_THE TASK_
Are you able to quote each entry exactly as written?

Figure content listings
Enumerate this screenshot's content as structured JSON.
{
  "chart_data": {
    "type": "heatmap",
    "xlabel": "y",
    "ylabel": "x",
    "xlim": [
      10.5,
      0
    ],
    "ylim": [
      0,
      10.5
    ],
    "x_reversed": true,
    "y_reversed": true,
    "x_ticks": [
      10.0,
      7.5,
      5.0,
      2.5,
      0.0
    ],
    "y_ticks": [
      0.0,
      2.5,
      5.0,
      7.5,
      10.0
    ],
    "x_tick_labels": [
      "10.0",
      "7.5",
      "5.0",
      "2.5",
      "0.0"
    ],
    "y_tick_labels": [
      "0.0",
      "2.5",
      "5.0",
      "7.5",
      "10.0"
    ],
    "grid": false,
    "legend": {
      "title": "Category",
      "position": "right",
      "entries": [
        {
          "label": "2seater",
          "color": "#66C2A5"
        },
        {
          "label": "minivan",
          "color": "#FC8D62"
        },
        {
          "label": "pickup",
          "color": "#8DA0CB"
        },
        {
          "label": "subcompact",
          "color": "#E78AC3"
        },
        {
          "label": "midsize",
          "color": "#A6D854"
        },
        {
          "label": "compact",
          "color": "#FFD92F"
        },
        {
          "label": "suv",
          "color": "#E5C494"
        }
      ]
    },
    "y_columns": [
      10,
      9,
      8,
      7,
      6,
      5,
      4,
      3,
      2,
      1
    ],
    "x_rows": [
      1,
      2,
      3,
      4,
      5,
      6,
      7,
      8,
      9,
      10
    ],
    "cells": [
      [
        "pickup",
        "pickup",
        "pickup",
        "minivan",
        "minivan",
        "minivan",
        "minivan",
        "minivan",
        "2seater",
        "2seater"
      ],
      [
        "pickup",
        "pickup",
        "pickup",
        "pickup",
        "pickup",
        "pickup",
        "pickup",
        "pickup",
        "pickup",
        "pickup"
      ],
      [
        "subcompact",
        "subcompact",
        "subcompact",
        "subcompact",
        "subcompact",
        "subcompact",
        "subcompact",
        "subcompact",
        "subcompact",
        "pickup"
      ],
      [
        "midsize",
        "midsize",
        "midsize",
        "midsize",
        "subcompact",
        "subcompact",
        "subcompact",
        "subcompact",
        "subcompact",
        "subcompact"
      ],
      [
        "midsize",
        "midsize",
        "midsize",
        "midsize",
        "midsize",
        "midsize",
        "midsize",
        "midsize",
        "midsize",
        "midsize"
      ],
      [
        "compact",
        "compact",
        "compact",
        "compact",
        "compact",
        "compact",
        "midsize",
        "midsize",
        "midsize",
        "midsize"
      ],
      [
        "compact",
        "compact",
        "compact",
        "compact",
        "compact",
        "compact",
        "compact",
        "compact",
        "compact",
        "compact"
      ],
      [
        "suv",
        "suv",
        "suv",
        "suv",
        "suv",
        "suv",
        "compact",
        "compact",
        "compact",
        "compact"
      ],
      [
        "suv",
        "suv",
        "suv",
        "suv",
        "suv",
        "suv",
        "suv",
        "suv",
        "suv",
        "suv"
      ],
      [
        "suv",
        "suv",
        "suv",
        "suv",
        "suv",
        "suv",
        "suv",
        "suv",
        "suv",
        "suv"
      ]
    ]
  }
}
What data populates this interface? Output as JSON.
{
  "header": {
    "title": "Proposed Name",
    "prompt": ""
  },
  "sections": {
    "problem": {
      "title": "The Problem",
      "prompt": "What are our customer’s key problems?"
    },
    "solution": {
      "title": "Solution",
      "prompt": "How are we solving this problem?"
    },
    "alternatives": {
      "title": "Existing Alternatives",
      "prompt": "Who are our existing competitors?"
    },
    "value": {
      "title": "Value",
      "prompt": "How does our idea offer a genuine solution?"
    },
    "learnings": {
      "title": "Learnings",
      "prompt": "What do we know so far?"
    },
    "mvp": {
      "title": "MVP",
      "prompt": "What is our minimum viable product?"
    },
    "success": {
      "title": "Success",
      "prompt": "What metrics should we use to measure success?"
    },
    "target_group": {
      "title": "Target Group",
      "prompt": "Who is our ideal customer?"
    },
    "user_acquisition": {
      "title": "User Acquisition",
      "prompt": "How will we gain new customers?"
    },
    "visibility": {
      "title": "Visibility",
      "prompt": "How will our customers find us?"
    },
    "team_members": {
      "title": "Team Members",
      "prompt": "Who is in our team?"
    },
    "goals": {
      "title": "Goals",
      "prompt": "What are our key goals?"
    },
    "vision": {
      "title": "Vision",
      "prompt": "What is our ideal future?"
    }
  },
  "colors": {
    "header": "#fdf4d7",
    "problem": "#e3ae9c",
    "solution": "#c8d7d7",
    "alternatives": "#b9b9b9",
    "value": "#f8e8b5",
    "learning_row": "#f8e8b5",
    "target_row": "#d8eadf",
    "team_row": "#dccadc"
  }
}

_EXPECTED OUTPUT_
Enumerate this screenshot's content as structured JSON.
{
  "chart_data": {
    "type": "heatmap",
    "xlabel": "y",
    "ylabel": "x",
    "xlim": [
      10.5,
      0
    ],
    "ylim": [
      0,
      10.5
    ],
    "x_reversed": true,
    "y_reversed": true,
    "x_ticks": [
      10.0,
      7.5,
      5.0,
      2.5,
      0.0
    ],
    "y_ticks": [
      0.0,
      2.5,
      5.0,
      7.5,
      10.0
    ],
    "x_tick_labels": [
      "10.0",
      "7.5",
      "5.0",
      "2.5",
      "0.0"
    ],
    "y_tick_labels": [
      "0.0",
      "2.5",
      "5.0",
      "7.5",
      "10.0"
    ],
    "grid": false,
    "legend": {
      "title": "Category",
      "position": "right",
      "entries": [
        {
          "label": "2seater",
          "color": "#66C2A5"
        },
        {
          "label": "minivan",
          "color": "#FC8D62"
        },
        {
          "label": "pickup",
          "color": "#8DA0CB"
        },
        {
          "label": "subcompact",
          "color": "#E78AC3"
        },
        {
          "label": "midsize",
          "color": "#A6D854"
        },
        {
          "label": "compact",
          "color": "#FFD92F"
        },
        {
          "label": "suv",
          "color": "#E5C494"
        }
      ]
    },
    "y_columns": [
      10,
      9,
      8,
      7,
      6,
      5,
      4,
      3,
      2,
      1
    ],
    "x_rows": [
      1,
      2,
      3,
      4,
      5,
      6,
      7,
      8,
      9,
      10
    ],
    "cells": [
      [
        "pickup",
        "pickup",
        "pickup",
        "minivan",
        "minivan",
        "minivan",
        "minivan",
        "minivan",
        "2seater",
        "2seater"
      ],
      [
        "pickup",
        "pickup",
        "pickup",
        "pickup",
        "pickup",
        "pickup",
        "pickup",
        "pickup",
        "pickup",
        "pickup"
      ],
      [
        "subcompact",
        "subcompact",
        "subcompact",
        "subcompact",
        "subcompact",
        "subcompact",
        "subcompact",
        "subcompact",
        "subcompact",
        "pickup"
      ],
      [
        "midsize",
        "midsize",
        "midsize",
        "midsize",
        "subcompact",
        "subcompact",
        "subcompact",
        "subcompact",
        "subcompact",
        "subcompact"
      ],
      [
        "midsize",
        "midsize",
        "midsize",
        "midsize",
        "midsize",
        "midsize",
        "midsize",
        "midsize",
        "midsize",
        "midsize"
      ],
      [
        "compact",
        "compact",
        "compact",
        "compact",
        "compact",
        "compact",
        "midsize",
        "midsize",
        "midsize",
        "midsize"
      ],
      [
        "compact",
        "compact",
        "compact",
        "compact",
        "compact",
        "compact",
        "compact",
        "compact",
        "compact",
        "compact"
      ],
      [
        "suv",
        "suv",
        "suv",
        "suv",
        "suv",
        "suv",
        "compact",
        "compact",
        "compact",
        "compact"
      ],
      [
        "suv",
        "suv",
        "suv",
        "suv",
        "suv",
        "suv",
        "suv",
        "suv",
        "suv",
        "suv"
      ],
      [
        "suv",
        "suv",
        "suv",
        "suv",
        "suv",
        "suv",
        "suv",
        "suv",
        "suv",
        "suv"
      ]
    ]
  }
}
What data populates this interface? Output as JSON.
{
  "header": {
    "title": "Proposed Name",
    "prompt": ""
  },
  "sections": {
    "problem": {
      "title": "The Problem",
      "prompt": "What are our customer’s key problems?"
    },
    "solution": {
      "title": "Solution",
      "prompt": "How are we solving this problem?"
    },
    "alternatives": {
      "title": "Existing Alternatives",
      "prompt": "Who are our existing competitors?"
    },
    "value": {
      "title": "Value",
      "prompt": "How does our idea offer a genuine solution?"
    },
    "learnings": {
      "title": "Learnings",
      "prompt": "What do we know so far?"
    },
    "mvp": {
      "title": "MVP",
      "prompt": "What is our minimum viable product?"
    },
    "success": {
      "title": "Success",
      "prompt": "What metrics should we use to measure success?"
    },
    "target_group": {
      "title": "Target Group",
      "prompt": "Who is our ideal customer?"
    },
    "user_acquisition": {
      "title": "User Acquisition",
      "prompt": "How will we gain new customers?"
    },
    "visibility": {
      "title": "Visibility",
      "prompt": "How will our customers find us?"
    },
    "team_members": {
      "title": "Team Members",
      "prompt": "Who is in our team?"
    },
    "goals": {
      "title": "Goals",
      "prompt": "What are our key goals?"
    },
    "vision": {
      "title": "Vision",
      "prompt": "What is our ideal future?"
    }
  },
  "colors": {
    "header": "#fdf4d7",
    "problem": "#e3ae9c",
    "solution": "#c8d7d7",
    "alternatives": "#b9b9b9",
    "value": "#f8e8b5",
    "learning_row": "#f8e8b5",
    "target_row": "#d8eadf",
    "team_row": "#dccadc"
  }
}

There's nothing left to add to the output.